### EXERCISE TASK
Each entry below is to be extracted exactly.

### Collected data entries

-------------------------

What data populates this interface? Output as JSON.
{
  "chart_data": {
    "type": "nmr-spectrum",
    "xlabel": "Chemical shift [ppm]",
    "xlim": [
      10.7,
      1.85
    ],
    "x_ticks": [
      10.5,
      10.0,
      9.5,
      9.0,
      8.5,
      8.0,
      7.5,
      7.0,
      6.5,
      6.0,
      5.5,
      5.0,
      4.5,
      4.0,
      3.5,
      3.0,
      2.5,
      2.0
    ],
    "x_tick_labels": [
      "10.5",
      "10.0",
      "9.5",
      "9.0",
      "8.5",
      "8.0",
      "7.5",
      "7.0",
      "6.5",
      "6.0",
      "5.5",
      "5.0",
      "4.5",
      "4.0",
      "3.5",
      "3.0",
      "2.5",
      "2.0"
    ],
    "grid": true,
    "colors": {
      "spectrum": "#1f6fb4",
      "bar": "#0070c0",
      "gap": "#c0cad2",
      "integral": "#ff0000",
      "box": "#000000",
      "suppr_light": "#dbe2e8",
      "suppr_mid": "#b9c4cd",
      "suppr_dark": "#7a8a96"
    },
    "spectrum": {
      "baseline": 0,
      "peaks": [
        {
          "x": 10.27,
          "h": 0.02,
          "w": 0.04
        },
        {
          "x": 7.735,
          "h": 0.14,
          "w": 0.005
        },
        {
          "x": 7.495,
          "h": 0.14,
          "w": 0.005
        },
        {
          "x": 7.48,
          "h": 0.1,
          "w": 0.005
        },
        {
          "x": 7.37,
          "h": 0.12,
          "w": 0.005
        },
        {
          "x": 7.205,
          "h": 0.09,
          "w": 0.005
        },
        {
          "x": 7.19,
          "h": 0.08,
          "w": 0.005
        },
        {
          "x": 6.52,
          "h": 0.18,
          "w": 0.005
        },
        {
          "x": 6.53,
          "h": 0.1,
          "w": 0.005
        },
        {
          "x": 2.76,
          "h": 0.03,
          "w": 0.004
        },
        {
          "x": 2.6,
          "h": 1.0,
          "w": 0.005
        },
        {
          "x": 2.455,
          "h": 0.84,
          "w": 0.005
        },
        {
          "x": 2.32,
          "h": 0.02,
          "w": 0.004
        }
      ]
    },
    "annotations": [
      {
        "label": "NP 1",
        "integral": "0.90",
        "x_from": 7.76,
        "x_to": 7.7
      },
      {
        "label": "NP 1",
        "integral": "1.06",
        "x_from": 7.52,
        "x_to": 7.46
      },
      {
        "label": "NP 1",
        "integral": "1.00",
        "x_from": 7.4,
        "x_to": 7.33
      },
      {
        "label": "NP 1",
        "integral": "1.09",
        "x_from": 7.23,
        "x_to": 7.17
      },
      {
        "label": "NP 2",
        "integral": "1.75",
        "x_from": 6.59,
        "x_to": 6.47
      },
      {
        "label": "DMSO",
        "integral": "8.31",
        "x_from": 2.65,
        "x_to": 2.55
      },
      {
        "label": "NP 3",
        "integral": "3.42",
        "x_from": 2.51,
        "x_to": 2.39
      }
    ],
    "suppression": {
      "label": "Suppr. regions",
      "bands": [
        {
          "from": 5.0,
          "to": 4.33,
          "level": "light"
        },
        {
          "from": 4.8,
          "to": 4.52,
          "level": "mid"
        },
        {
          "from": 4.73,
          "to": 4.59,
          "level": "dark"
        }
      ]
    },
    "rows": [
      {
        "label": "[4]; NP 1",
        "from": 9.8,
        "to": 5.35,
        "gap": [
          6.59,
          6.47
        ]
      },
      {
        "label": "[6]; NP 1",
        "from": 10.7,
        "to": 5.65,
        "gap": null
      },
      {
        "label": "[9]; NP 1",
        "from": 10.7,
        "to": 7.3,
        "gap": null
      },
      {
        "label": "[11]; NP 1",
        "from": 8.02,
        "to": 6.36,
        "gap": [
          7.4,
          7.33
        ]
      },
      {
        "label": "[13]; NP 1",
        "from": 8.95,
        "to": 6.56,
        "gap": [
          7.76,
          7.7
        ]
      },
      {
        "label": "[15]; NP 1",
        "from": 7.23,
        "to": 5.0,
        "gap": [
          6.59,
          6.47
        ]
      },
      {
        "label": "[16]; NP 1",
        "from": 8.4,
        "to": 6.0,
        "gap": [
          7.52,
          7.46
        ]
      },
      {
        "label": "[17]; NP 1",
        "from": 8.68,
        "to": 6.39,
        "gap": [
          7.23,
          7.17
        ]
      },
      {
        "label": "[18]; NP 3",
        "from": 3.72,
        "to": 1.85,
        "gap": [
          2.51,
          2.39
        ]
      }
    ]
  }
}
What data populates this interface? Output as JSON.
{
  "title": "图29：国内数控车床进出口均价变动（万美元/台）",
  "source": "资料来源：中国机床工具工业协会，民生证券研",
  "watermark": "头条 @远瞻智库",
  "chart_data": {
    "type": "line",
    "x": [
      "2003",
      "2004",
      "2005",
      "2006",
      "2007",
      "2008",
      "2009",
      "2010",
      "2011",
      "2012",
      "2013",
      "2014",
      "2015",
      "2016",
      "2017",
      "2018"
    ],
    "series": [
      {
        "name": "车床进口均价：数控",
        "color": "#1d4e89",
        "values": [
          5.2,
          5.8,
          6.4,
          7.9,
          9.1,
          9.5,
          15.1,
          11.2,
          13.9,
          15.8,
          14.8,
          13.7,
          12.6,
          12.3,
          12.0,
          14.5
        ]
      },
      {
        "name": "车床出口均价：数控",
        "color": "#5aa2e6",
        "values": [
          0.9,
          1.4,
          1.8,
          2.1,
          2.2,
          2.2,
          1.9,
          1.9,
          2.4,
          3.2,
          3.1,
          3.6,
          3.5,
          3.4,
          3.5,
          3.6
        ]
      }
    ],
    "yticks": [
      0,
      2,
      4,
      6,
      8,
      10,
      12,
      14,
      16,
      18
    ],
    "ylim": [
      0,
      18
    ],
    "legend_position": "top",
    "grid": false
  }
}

-------------------------

### FINAL RESULT
What data populates this interface? Output as JSON.
{
  "chart_data": {
    "type": "nmr-spectrum",
    "xlabel": "Chemical shift [ppm]",
    "xlim": [
      10.7,
      1.85
    ],
    "x_ticks": [
      10.5,
      10.0,
      9.5,
      9.0,
      8.5,
      8.0,
      7.5,
      7.0,
      6.5,
      6.0,
      5.5,
      5.0,
      4.5,
      4.0,
      3.5,
      3.0,
      2.5,
      2.0
    ],
    "x_tick_labels": [
      "10.5",
      "10.0",
      "9.5",
      "9.0",
      "8.5",
      "8.0",
      "7.5",
      "7.0",
      "6.5",
      "6.0",
      "5.5",
      "5.0",
      "4.5",
      "4.0",
      "3.5",
      "3.0",
      "2.5",
      "2.0"
    ],
    "grid": true,
    "colors": {
      "spectrum": "#1f6fb4",
      "bar": "#0070c0",
      "gap": "#c0cad2",
      "integral": "#ff0000",
      "box": "#000000",
      "suppr_light": "#dbe2e8",
      "suppr_mid": "#b9c4cd",
      "suppr_dark": "#7a8a96"
    },
    "spectrum": {
      "baseline": 0,
      "peaks": [
        {
          "x": 10.27,
          "h": 0.02,
          "w": 0.04
        },
        {
          "x": 7.735,
          "h": 0.14,
          "w": 0.005
        },
        {
          "x": 7.495,
          "h": 0.14,
          "w": 0.005
        },
        {
          "x": 7.48,
          "h": 0.1,
          "w": 0.005
        },
        {
          "x": 7.37,
          "h": 0.12,
          "w": 0.005
        },
        {
          "x": 7.205,
          "h": 0.09,
          "w": 0.005
        },
        {
          "x": 7.19,
          "h": 0.08,
          "w": 0.005
        },
        {
          "x": 6.52,
          "h": 0.18,
          "w": 0.005
        },
        {
          "x": 6.53,
          "h": 0.1,
          "w": 0.005
        },
        {
          "x": 2.76,
          "h": 0.03,
          "w": 0.004
        },
        {
          "x": 2.6,
          "h": 1.0,
          "w": 0.005
        },
        {
          "x": 2.455,
          "h": 0.84,
          "w": 0.005
        },
        {
          "x": 2.32,
          "h": 0.02,
          "w": 0.004
        }
      ]
    },
    "annotations": [
      {
        "label": "NP 1",
        "integral": "0.90",
        "x_from": 7.76,
        "x_to": 7.7
      },
      {
        "label": "NP 1",
        "integral": "1.06",
        "x_from": 7.52,
        "x_to": 7.46
      },
      {
        "label": "NP 1",
        "integral": "1.00",
        "x_from": 7.4,
        "x_to": 7.33
      },
      {
        "label": "NP 1",
        "integral": "1.09",
        "x_from": 7.23,
        "x_to": 7.17
      },
      {
        "label": "NP 2",
        "integral": "1.75",
        "x_from": 6.59,
        "x_to": 6.47
      },
      {
        "label": "DMSO",
        "integral": "8.31",
        "x_from": 2.65,
        "x_to": 2.55
      },
      {
        "label": "NP 3",
        "integral": "3.42",
        "x_from": 2.51,
        "x_to": 2.39
      }
    ],
    "suppression": {
      "label": "Suppr. regions",
      "bands": [
        {
          "from": 5.0,
          "to": 4.33,
          "level": "light"
        },
        {
          "from": 4.8,
          "to": 4.52,
          "level": "mid"
        },
        {
          "from": 4.73,
          "to": 4.59,
          "level": "dark"
        }
      ]
    },
    "rows": [
      {
        "label": "[4]; NP 1",
        "from": 9.8,
        "to": 5.35,
        "gap": [
          6.59,
          6.47
        ]
      },
      {
        "label": "[6]; NP 1",
        "from": 10.7,
        "to": 5.65,
        "gap": null
      },
      {
        "label": "[9]; NP 1",
        "from": 10.7,
        "to": 7.3,
        "gap": null
      },
      {
        "label": "[11]; NP 1",
        "from": 8.02,
        "to": 6.36,
        "gap": [
          7.4,
          7.33
        ]
      },
      {
        "label": "[13]; NP 1",
        "from": 8.95,
        "to": 6.56,
        "gap": [
          7.76,
          7.7
        ]
      },
      {
        "label": "[15]; NP 1",
        "from": 7.23,
        "to": 5.0,
        "gap": [
          6.59,
          6.47
        ]
      },
      {
        "label": "[16]; NP 1",
        "from": 8.4,
        "to": 6.0,
        "gap": [
          7.52,
          7.46
        ]
      },
      {
        "label": "[17]; NP 1",
        "from": 8.68,
        "to": 6.39,
        "gap": [
          7.23,
          7.17
        ]
      },
      {
        "label": "[18]; NP 3",
        "from": 3.72,
        "to": 1.85,
        "gap": [
          2.51,
          2.39
        ]
      }
    ]
  }
}
What data populates this interface? Output as JSON.
{
  "title": "图29：国内数控车床进出口均价变动（万美元/台）",
  "source": "资料来源：中国机床工具工业协会，民生证券研",
  "watermark": "头条 @远瞻智库",
  "chart_data": {
    "type": "line",
    "x": [
      "2003",
      "2004",
      "2005",
      "2006",
      "2007",
      "2008",
      "2009",
      "2010",
      "2011",
      "2012",
      "2013",
      "2014",
      "2015",
      "2016",
      "2017",
      "2018"
    ],
    "series": [
      {
        "name": "车床进口均价：数控",
        "color": "#1d4e89",
        "values": [
          5.2,
          5.8,
          6.4,
          7.9,
          9.1,
          9.5,
          15.1,
          11.2,
          13.9,
          15.8,
          14.8,
          13.7,
          12.6,
          12.3,
          12.0,
          14.5
        ]
      },
      {
        "name": "车床出口均价：数控",
        "color": "#5aa2e6",
        "values": [
          0.9,
          1.4,
          1.8,
          2.1,
          2.2,
          2.2,
          1.9,
          1.9,
          2.4,
          3.2,
          3.1,
          3.6,
          3.5,
          3.4,
          3.5,
          3.6
        ]
      }
    ],
    "yticks": [
      0,
      2,
      4,
      6,
      8,
      10,
      12,
      14,
      16,
      18
    ],
    "ylim": [
      0,
      18
    ],
    "legend_position": "top",
    "grid": false
  }
}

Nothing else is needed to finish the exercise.